Exercise materials ->
::::

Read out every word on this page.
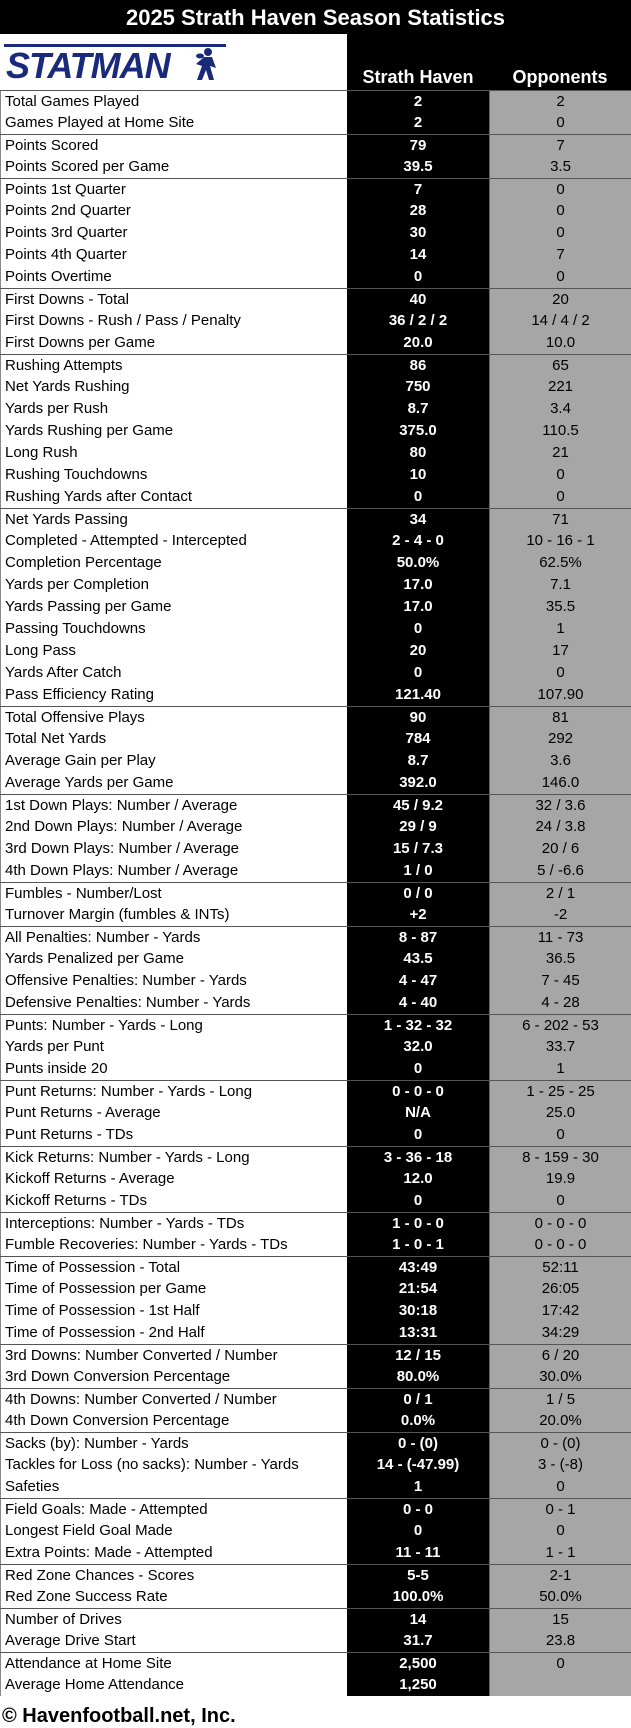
2025 Strath Haven Season Statistics
STATMAN	Strath Haven	Opponents
Total Games Played	2	2
Games Played at Home Site	2	0
Points Scored	79	7
Points Scored per Game	39.5	3.5
Points 1st Quarter	7	0
Points 2nd Quarter	28	0
Points 3rd Quarter	30	0
Points 4th Quarter	14	7
Points Overtime	0	0
First Downs - Total	40	20
First Downs - Rush / Pass / Penalty	36 / 2 / 2	14 / 4 / 2
First Downs per Game	20.0	10.0
Rushing Attempts	86	65
Net Yards Rushing	750	221
Yards per Rush	8.7	3.4
Yards Rushing per Game	375.0	110.5
Long Rush	80	21
Rushing Touchdowns	10	0
Rushing Yards after Contact	0	0
Net Yards Passing	34	71
Completed - Attempted - Intercepted	2 - 4 - 0	10 - 16 - 1
Completion Percentage	50.0%	62.5%
Yards per Completion	17.0	7.1
Yards Passing per Game	17.0	35.5
Passing Touchdowns	0	1
Long Pass	20	17
Yards After Catch	0	0
Pass Efficiency Rating	121.40	107.90
Total Offensive Plays	90	81
Total Net Yards	784	292
Average Gain per Play	8.7	3.6
Average Yards per Game	392.0	146.0
1st Down Plays: Number / Average	45 / 9.2	32 / 3.6
2nd Down Plays: Number / Average	29 / 9	24 / 3.8
3rd Down Plays: Number / Average	15 / 7.3	20 / 6
4th Down Plays: Number / Average	1 / 0	5 / -6.6
Fumbles - Number/Lost	0 / 0	2 / 1
Turnover Margin (fumbles & INTs)	+2	-2
All Penalties: Number - Yards	8 - 87	11 - 73
Yards Penalized per Game	43.5	36.5
Offensive Penalties: Number - Yards	4 - 47	7 - 45
Defensive Penalties: Number - Yards	4 - 40	4 - 28
Punts: Number - Yards - Long	1 - 32 - 32	6 - 202 - 53
Yards per Punt	32.0	33.7
Punts inside 20	0	1
Punt Returns: Number - Yards - Long	0 - 0 - 0	1 - 25 - 25
Punt Returns - Average	N/A	25.0
Punt Returns - TDs	0	0
Kick Returns: Number - Yards - Long	3 - 36 - 18	8 - 159 - 30
Kickoff Returns - Average	12.0	19.9
Kickoff Returns - TDs	0	0
Interceptions: Number - Yards - TDs	1 - 0 - 0	0 - 0 - 0
Fumble Recoveries: Number - Yards - TDs	1 - 0 - 1	0 - 0 - 0
Time of Possession - Total	43:49	52:11
Time of Possession per Game	21:54	26:05
Time of Possession - 1st Half	30:18	17:42
Time of Possession - 2nd Half	13:31	34:29
3rd Downs: Number Converted / Number	12 / 15	6 / 20
3rd Down Conversion Percentage	80.0%	30.0%
4th Downs: Number Converted / Number	0 / 1	1 / 5
4th Down Conversion Percentage	0.0%	20.0%
Sacks (by): Number - Yards	0 - (0)	0 - (0)
Tackles for Loss (no sacks): Number - Yards	14 - (-47.99)	3 - (-8)
Safeties	1	0
Field Goals: Made - Attempted	0 - 0	0 - 1
Longest Field Goal Made	0	0
Extra Points: Made - Attempted	11 - 11	1 - 1
Red Zone Chances - Scores	5-5	2-1
Red Zone Success Rate	100.0%	50.0%
Number of Drives	14	15
Average Drive Start	31.7	23.8
Attendance at Home Site	2,500	0
Average Home Attendance	1,250
© Havenfootball.net, Inc.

::::

Work instructions -> State only how many lines in the material include "Quarter".

Written solution -> 4